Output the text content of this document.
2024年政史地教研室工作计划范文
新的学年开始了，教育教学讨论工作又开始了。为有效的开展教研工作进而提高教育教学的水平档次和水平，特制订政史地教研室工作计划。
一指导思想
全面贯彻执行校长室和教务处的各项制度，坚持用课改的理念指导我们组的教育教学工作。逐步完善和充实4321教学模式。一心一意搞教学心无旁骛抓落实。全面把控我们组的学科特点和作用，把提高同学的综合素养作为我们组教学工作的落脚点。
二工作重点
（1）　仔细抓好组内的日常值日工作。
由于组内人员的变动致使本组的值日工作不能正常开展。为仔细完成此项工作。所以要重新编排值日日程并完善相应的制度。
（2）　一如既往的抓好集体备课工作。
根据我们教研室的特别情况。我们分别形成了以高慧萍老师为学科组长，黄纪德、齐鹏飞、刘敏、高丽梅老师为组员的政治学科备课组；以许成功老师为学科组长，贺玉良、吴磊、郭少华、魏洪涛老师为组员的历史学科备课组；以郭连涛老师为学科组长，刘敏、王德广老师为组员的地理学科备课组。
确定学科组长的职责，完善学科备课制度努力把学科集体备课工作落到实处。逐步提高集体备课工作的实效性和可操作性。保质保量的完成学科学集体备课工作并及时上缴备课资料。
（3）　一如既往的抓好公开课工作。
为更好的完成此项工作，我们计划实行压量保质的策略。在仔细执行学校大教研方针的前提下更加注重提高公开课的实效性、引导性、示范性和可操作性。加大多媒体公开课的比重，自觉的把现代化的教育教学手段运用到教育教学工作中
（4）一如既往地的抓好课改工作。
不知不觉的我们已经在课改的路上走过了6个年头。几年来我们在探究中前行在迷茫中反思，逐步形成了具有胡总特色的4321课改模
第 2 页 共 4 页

----------

§ Exercise task:
Write out the whole listing again. Match it word for word.

§ Worked answer:
Output the text content of this document.
2024年政史地教研室工作计划范文
新的学年开始了，教育教学讨论工作又开始了。为有效的开展教研工作进而提高教育教学的水平档次和水平，特制订政史地教研室工作计划。
一指导思想
全面贯彻执行校长室和教务处的各项制度，坚持用课改的理念指导我们组的教育教学工作。逐步完善和充实4321教学模式。一心一意搞教学心无旁骛抓落实。全面把控我们组的学科特点和作用，把提高同学的综合素养作为我们组教学工作的落脚点。
二工作重点
（1）　仔细抓好组内的日常值日工作。
由于组内人员的变动致使本组的值日工作不能正常开展。为仔细完成此项工作。所以要重新编排值日日程并完善相应的制度。
（2）　一如既往的抓好集体备课工作。
根据我们教研室的特别情况。我们分别形成了以高慧萍老师为学科组长，黄纪德、齐鹏飞、刘敏、高丽梅老师为组员的政治学科备课组；以许成功老师为学科组长，贺玉良、吴磊、郭少华、魏洪涛老师为组员的历史学科备课组；以郭连涛老师为学科组长，刘敏、王德广老师为组员的地理学科备课组。
确定学科组长的职责，完善学科备课制度努力把学科集体备课工作落到实处。逐步提高集体备课工作的实效性和可操作性。保质保量的完成学科学集体备课工作并及时上缴备课资料。
（3）　一如既往的抓好公开课工作。
为更好的完成此项工作，我们计划实行压量保质的策略。在仔细执行学校大教研方针的前提下更加注重提高公开课的实效性、引导性、示范性和可操作性。加大多媒体公开课的比重，自觉的把现代化的教育教学手段运用到教育教学工作中
（4）一如既往地的抓好课改工作。
不知不觉的我们已经在课改的路上走过了6个年头。几年来我们在探究中前行在迷茫中反思，逐步形成了具有胡总特色的4321课改模
第 2 页 共 4 页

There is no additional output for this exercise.